--- EXTRACTED MATERIAL ---
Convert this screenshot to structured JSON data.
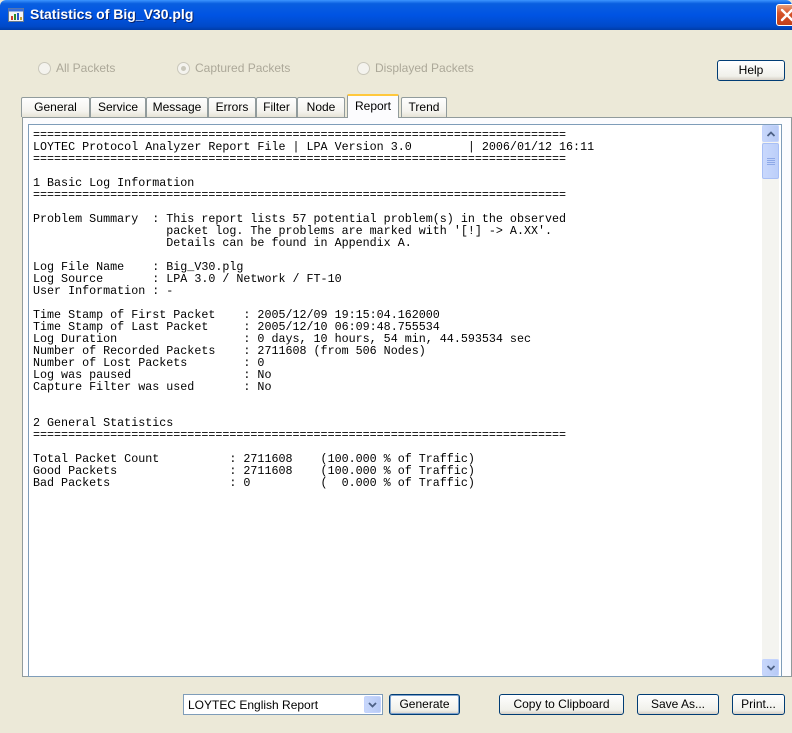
{
  "window": {
    "title": "Statistics of Big_V30.plg",
    "accent": "#0054e3",
    "close_color": "#d6542a",
    "title_icon": "chart-window-icon",
    "close_icon": "close-icon"
  },
  "filter": {
    "options": [
      {
        "label": "All Packets",
        "checked": false
      },
      {
        "label": "Captured Packets",
        "checked": true
      },
      {
        "label": "Displayed Packets",
        "checked": false
      }
    ],
    "help_label": "Help"
  },
  "tabs": [
    {
      "label": "General"
    },
    {
      "label": "Service"
    },
    {
      "label": "Message"
    },
    {
      "label": "Errors"
    },
    {
      "label": "Filter"
    },
    {
      "label": "Node"
    },
    {
      "label": "Report",
      "active": true
    },
    {
      "label": "Trend"
    }
  ],
  "report": {
    "lines": [
      "============================================================================",
      "LOYTEC Protocol Analyzer Report File | LPA Version 3.0        | 2006/01/12 16:11",
      "============================================================================",
      "",
      "1 Basic Log Information",
      "============================================================================",
      "",
      "Problem Summary  : This report lists 57 potential problem(s) in the observed",
      "                   packet log. The problems are marked with '[!] -> A.XX'.",
      "                   Details can be found in Appendix A.",
      "",
      "Log File Name    : Big_V30.plg",
      "Log Source       : LPA 3.0 / Network / FT-10",
      "User Information : -",
      "",
      "Time Stamp of First Packet    : 2005/12/09 19:15:04.162000",
      "Time Stamp of Last Packet     : 2005/12/10 06:09:48.755534",
      "Log Duration                  : 0 days, 10 hours, 54 min, 44.593534 sec",
      "Number of Recorded Packets    : 2711608 (from 506 Nodes)",
      "Number of Lost Packets        : 0",
      "Log was paused                : No",
      "Capture Filter was used       : No",
      "",
      "",
      "2 General Statistics",
      "============================================================================",
      "",
      "Total Packet Count          : 2711608    (100.000 % of Traffic)",
      "Good Packets                : 2711608    (100.000 % of Traffic)",
      "Bad Packets                 : 0          (  0.000 % of Traffic)"
    ]
  },
  "bottom": {
    "report_type": "LOYTEC English Report",
    "generate_label": "Generate",
    "copy_label": "Copy to Clipboard",
    "save_label": "Save As...",
    "print_label": "Print..."
  }
}
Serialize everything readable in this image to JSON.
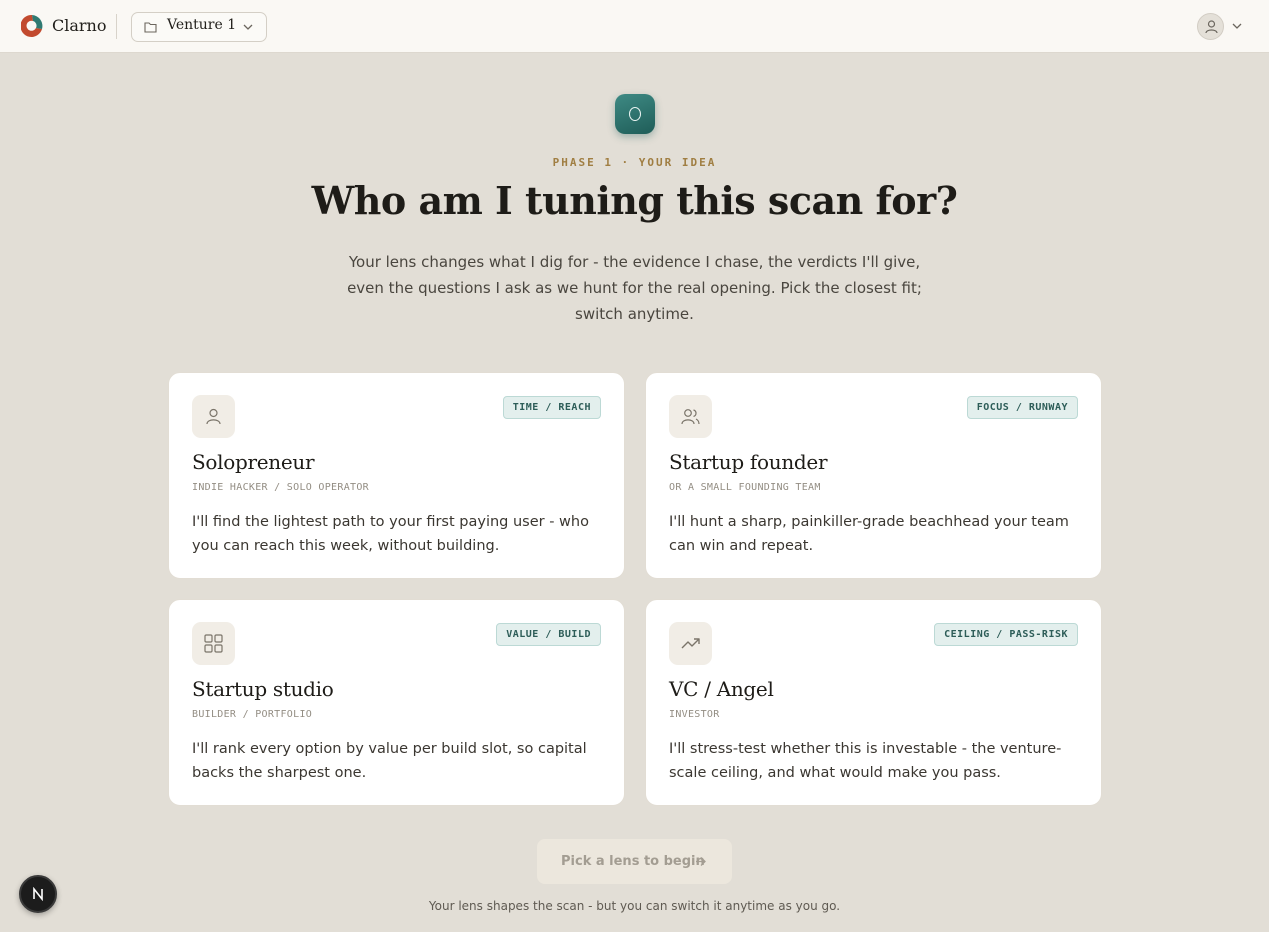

--- REQUEST ---
Generate a word-for-word copy of the preceding records, excluding all pictures.

--- EXERCISE ANSWER ---
Convert this screenshot to structured JSON data.
{
  "window": {
    "title": "Statistics of Big_V30.plg",
    "accent": "#0054e3",
    "close_color": "#d6542a",
    "title_icon": "chart-window-icon",
    "close_icon": "close-icon"
  },
  "filter": {
    "options": [
      {
        "label": "All Packets",
        "checked": false
      },
      {
        "label": "Captured Packets",
        "checked": true
      },
      {
        "label": "Displayed Packets",
        "checked": false
      }
    ],
    "help_label": "Help"
  },
  "tabs": [
    {
      "label": "General"
    },
    {
      "label": "Service"
    },
    {
      "label": "Message"
    },
    {
      "label": "Errors"
    },
    {
      "label": "Filter"
    },
    {
      "label": "Node"
    },
    {
      "label": "Report",
      "active": true
    },
    {
      "label": "Trend"
    }
  ],
  "report": {
    "lines": [
      "============================================================================",
      "LOYTEC Protocol Analyzer Report File | LPA Version 3.0        | 2006/01/12 16:11",
      "============================================================================",
      "",
      "1 Basic Log Information",
      "============================================================================",
      "",
      "Problem Summary  : This report lists 57 potential problem(s) in the observed",
      "                   packet log. The problems are marked with '[!] -> A.XX'.",
      "                   Details can be found in Appendix A.",
      "",
      "Log File Name    : Big_V30.plg",
      "Log Source       : LPA 3.0 / Network / FT-10",
      "User Information : -",
      "",
      "Time Stamp of First Packet    : 2005/12/09 19:15:04.162000",
      "Time Stamp of Last Packet     : 2005/12/10 06:09:48.755534",
      "Log Duration                  : 0 days, 10 hours, 54 min, 44.593534 sec",
      "Number of Recorded Packets    : 2711608 (from 506 Nodes)",
      "Number of Lost Packets        : 0",
      "Log was paused                : No",
      "Capture Filter was used       : No",
      "",
      "",
      "2 General Statistics",
      "============================================================================",
      "",
      "Total Packet Count          : 2711608    (100.000 % of Traffic)",
      "Good Packets                : 2711608    (100.000 % of Traffic)",
      "Bad Packets                 : 0          (  0.000 % of Traffic)"
    ]
  },
  "bottom": {
    "report_type": "LOYTEC English Report",
    "generate_label": "Generate",
    "copy_label": "Copy to Clipboard",
    "save_label": "Save As...",
    "print_label": "Print..."
  }
}
Serialize everything readable in this image to JSON.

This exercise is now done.